-- BEGIN ENTRIES --
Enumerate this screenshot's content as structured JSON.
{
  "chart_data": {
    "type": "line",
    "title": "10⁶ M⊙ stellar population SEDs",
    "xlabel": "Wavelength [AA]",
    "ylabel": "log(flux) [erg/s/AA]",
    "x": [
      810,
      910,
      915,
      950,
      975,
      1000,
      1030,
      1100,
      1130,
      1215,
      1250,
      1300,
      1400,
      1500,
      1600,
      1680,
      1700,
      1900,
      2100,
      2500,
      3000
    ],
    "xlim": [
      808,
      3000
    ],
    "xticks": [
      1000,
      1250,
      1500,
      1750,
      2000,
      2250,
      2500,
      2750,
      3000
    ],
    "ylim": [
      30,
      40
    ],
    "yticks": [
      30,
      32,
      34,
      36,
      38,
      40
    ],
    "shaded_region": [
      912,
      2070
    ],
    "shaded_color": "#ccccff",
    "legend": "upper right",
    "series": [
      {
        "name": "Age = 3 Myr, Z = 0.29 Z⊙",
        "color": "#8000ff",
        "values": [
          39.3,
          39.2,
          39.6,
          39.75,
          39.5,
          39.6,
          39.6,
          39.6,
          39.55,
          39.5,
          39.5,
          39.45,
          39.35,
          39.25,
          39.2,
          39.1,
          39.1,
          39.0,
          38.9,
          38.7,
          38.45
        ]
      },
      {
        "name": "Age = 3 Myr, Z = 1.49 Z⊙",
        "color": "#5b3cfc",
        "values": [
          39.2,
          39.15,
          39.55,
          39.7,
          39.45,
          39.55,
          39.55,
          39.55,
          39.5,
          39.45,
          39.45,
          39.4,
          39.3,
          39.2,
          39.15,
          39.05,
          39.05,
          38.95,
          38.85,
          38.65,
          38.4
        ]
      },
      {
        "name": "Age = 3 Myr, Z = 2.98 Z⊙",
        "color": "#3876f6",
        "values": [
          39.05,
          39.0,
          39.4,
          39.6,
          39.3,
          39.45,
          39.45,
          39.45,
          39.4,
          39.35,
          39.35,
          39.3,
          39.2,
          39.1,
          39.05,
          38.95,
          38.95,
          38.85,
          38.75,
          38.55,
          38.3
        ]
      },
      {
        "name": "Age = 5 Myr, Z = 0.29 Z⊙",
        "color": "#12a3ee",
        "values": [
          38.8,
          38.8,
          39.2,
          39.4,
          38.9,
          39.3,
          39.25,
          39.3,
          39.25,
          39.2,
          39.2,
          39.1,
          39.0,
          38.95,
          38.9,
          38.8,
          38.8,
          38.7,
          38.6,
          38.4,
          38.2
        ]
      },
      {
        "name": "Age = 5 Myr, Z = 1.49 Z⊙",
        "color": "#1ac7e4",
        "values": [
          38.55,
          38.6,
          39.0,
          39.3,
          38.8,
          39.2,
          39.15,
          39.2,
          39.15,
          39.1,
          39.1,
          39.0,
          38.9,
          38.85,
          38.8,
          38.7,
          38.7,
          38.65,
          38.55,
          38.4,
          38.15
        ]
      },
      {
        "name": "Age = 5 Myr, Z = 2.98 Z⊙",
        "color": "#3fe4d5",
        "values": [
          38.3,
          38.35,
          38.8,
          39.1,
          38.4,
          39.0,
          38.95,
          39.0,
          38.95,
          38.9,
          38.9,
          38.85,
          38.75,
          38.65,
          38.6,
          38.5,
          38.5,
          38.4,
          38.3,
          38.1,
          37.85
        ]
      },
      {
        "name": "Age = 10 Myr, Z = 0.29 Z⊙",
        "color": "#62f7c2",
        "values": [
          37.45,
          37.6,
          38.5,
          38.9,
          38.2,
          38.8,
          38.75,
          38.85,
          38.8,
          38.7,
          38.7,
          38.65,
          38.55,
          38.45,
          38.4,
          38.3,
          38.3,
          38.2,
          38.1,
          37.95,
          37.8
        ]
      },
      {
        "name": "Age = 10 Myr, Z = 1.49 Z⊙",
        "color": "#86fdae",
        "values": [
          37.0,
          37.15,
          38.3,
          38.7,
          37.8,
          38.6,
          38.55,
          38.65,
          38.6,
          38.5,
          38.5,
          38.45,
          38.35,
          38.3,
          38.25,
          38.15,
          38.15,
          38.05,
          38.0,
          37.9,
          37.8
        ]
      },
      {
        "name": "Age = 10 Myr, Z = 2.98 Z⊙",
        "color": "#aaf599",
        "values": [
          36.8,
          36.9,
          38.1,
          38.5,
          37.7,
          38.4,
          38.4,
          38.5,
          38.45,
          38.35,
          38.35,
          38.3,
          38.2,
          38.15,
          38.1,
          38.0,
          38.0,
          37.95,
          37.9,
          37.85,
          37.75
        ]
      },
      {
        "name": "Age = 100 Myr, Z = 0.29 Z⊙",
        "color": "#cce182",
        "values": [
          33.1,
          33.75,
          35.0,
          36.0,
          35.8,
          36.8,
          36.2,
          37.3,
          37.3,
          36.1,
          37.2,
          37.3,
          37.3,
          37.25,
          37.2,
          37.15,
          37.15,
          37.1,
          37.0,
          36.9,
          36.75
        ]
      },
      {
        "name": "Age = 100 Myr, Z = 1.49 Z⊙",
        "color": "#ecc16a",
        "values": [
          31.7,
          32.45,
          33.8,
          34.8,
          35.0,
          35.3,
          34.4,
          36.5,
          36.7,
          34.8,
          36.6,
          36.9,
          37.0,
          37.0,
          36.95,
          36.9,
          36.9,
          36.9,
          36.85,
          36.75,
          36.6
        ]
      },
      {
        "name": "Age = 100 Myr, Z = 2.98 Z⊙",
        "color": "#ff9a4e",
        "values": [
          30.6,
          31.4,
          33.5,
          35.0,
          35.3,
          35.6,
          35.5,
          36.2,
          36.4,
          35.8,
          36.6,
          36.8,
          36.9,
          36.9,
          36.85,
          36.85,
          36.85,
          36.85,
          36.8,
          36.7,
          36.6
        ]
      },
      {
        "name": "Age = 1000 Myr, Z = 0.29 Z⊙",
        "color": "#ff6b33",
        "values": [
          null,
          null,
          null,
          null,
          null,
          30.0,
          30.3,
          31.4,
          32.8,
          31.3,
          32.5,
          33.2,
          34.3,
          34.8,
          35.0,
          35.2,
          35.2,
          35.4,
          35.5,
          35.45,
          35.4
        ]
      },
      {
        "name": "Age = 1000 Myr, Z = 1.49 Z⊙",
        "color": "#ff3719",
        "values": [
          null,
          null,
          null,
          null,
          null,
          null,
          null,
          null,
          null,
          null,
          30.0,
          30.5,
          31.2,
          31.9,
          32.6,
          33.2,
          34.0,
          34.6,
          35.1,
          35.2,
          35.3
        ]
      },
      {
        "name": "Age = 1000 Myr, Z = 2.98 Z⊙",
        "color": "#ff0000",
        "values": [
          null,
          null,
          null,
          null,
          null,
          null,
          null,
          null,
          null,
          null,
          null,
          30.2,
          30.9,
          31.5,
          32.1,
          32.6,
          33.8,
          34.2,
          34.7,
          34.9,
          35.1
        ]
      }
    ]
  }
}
-- END ENTRIES --
§ **GOAL OF THE EXERCISE**
Copy out the full set of records precisely, leaving nothing out.

§ **SOLUTION TO THIS PROBLEM**
Enumerate this screenshot's content as structured JSON.
{
  "chart_data": {
    "type": "line",
    "title": "10⁶ M⊙ stellar population SEDs",
    "xlabel": "Wavelength [AA]",
    "ylabel": "log(flux) [erg/s/AA]",
    "x": [
      810,
      910,
      915,
      950,
      975,
      1000,
      1030,
      1100,
      1130,
      1215,
      1250,
      1300,
      1400,
      1500,
      1600,
      1680,
      1700,
      1900,
      2100,
      2500,
      3000
    ],
    "xlim": [
      808,
      3000
    ],
    "xticks": [
      1000,
      1250,
      1500,
      1750,
      2000,
      2250,
      2500,
      2750,
      3000
    ],
    "ylim": [
      30,
      40
    ],
    "yticks": [
      30,
      32,
      34,
      36,
      38,
      40
    ],
    "shaded_region": [
      912,
      2070
    ],
    "shaded_color": "#ccccff",
    "legend": "upper right",
    "series": [
      {
        "name": "Age = 3 Myr, Z = 0.29 Z⊙",
        "color": "#8000ff",
        "values": [
          39.3,
          39.2,
          39.6,
          39.75,
          39.5,
          39.6,
          39.6,
          39.6,
          39.55,
          39.5,
          39.5,
          39.45,
          39.35,
          39.25,
          39.2,
          39.1,
          39.1,
          39.0,
          38.9,
          38.7,
          38.45
        ]
      },
      {
        "name": "Age = 3 Myr, Z = 1.49 Z⊙",
        "color": "#5b3cfc",
        "values": [
          39.2,
          39.15,
          39.55,
          39.7,
          39.45,
          39.55,
          39.55,
          39.55,
          39.5,
          39.45,
          39.45,
          39.4,
          39.3,
          39.2,
          39.15,
          39.05,
          39.05,
          38.95,
          38.85,
          38.65,
          38.4
        ]
      },
      {
        "name": "Age = 3 Myr, Z = 2.98 Z⊙",
        "color": "#3876f6",
        "values": [
          39.05,
          39.0,
          39.4,
          39.6,
          39.3,
          39.45,
          39.45,
          39.45,
          39.4,
          39.35,
          39.35,
          39.3,
          39.2,
          39.1,
          39.05,
          38.95,
          38.95,
          38.85,
          38.75,
          38.55,
          38.3
        ]
      },
      {
        "name": "Age = 5 Myr, Z = 0.29 Z⊙",
        "color": "#12a3ee",
        "values": [
          38.8,
          38.8,
          39.2,
          39.4,
          38.9,
          39.3,
          39.25,
          39.3,
          39.25,
          39.2,
          39.2,
          39.1,
          39.0,
          38.95,
          38.9,
          38.8,
          38.8,
          38.7,
          38.6,
          38.4,
          38.2
        ]
      },
      {
        "name": "Age = 5 Myr, Z = 1.49 Z⊙",
        "color": "#1ac7e4",
        "values": [
          38.55,
          38.6,
          39.0,
          39.3,
          38.8,
          39.2,
          39.15,
          39.2,
          39.15,
          39.1,
          39.1,
          39.0,
          38.9,
          38.85,
          38.8,
          38.7,
          38.7,
          38.65,
          38.55,
          38.4,
          38.15
        ]
      },
      {
        "name": "Age = 5 Myr, Z = 2.98 Z⊙",
        "color": "#3fe4d5",
        "values": [
          38.3,
          38.35,
          38.8,
          39.1,
          38.4,
          39.0,
          38.95,
          39.0,
          38.95,
          38.9,
          38.9,
          38.85,
          38.75,
          38.65,
          38.6,
          38.5,
          38.5,
          38.4,
          38.3,
          38.1,
          37.85
        ]
      },
      {
        "name": "Age = 10 Myr, Z = 0.29 Z⊙",
        "color": "#62f7c2",
        "values": [
          37.45,
          37.6,
          38.5,
          38.9,
          38.2,
          38.8,
          38.75,
          38.85,
          38.8,
          38.7,
          38.7,
          38.65,
          38.55,
          38.45,
          38.4,
          38.3,
          38.3,
          38.2,
          38.1,
          37.95,
          37.8
        ]
      },
      {
        "name": "Age = 10 Myr, Z = 1.49 Z⊙",
        "color": "#86fdae",
        "values": [
          37.0,
          37.15,
          38.3,
          38.7,
          37.8,
          38.6,
          38.55,
          38.65,
          38.6,
          38.5,
          38.5,
          38.45,
          38.35,
          38.3,
          38.25,
          38.15,
          38.15,
          38.05,
          38.0,
          37.9,
          37.8
        ]
      },
      {
        "name": "Age = 10 Myr, Z = 2.98 Z⊙",
        "color": "#aaf599",
        "values": [
          36.8,
          36.9,
          38.1,
          38.5,
          37.7,
          38.4,
          38.4,
          38.5,
          38.45,
          38.35,
          38.35,
          38.3,
          38.2,
          38.15,
          38.1,
          38.0,
          38.0,
          37.95,
          37.9,
          37.85,
          37.75
        ]
      },
      {
        "name": "Age = 100 Myr, Z = 0.29 Z⊙",
        "color": "#cce182",
        "values": [
          33.1,
          33.75,
          35.0,
          36.0,
          35.8,
          36.8,
          36.2,
          37.3,
          37.3,
          36.1,
          37.2,
          37.3,
          37.3,
          37.25,
          37.2,
          37.15,
          37.15,
          37.1,
          37.0,
          36.9,
          36.75
        ]
      },
      {
        "name": "Age = 100 Myr, Z = 1.49 Z⊙",
        "color": "#ecc16a",
        "values": [
          31.7,
          32.45,
          33.8,
          34.8,
          35.0,
          35.3,
          34.4,
          36.5,
          36.7,
          34.8,
          36.6,
          36.9,
          37.0,
          37.0,
          36.95,
          36.9,
          36.9,
          36.9,
          36.85,
          36.75,
          36.6
        ]
      },
      {
        "name": "Age = 100 Myr, Z = 2.98 Z⊙",
        "color": "#ff9a4e",
        "values": [
          30.6,
          31.4,
          33.5,
          35.0,
          35.3,
          35.6,
          35.5,
          36.2,
          36.4,
          35.8,
          36.6,
          36.8,
          36.9,
          36.9,
          36.85,
          36.85,
          36.85,
          36.85,
          36.8,
          36.7,
          36.6
        ]
      },
      {
        "name": "Age = 1000 Myr, Z = 0.29 Z⊙",
        "color": "#ff6b33",
        "values": [
          null,
          null,
          null,
          null,
          null,
          30.0,
          30.3,
          31.4,
          32.8,
          31.3,
          32.5,
          33.2,
          34.3,
          34.8,
          35.0,
          35.2,
          35.2,
          35.4,
          35.5,
          35.45,
          35.4
        ]
      },
      {
        "name": "Age = 1000 Myr, Z = 1.49 Z⊙",
        "color": "#ff3719",
        "values": [
          null,
          null,
          null,
          null,
          null,
          null,
          null,
          null,
          null,
          null,
          30.0,
          30.5,
          31.2,
          31.9,
          32.6,
          33.2,
          34.0,
          34.6,
          35.1,
          35.2,
          35.3
        ]
      },
      {
        "name": "Age = 1000 Myr, Z = 2.98 Z⊙",
        "color": "#ff0000",
        "values": [
          null,
          null,
          null,
          null,
          null,
          null,
          null,
          null,
          null,
          null,
          null,
          30.2,
          30.9,
          31.5,
          32.1,
          32.6,
          33.8,
          34.2,
          34.7,
          34.9,
          35.1
        ]
      }
    ]
  }
}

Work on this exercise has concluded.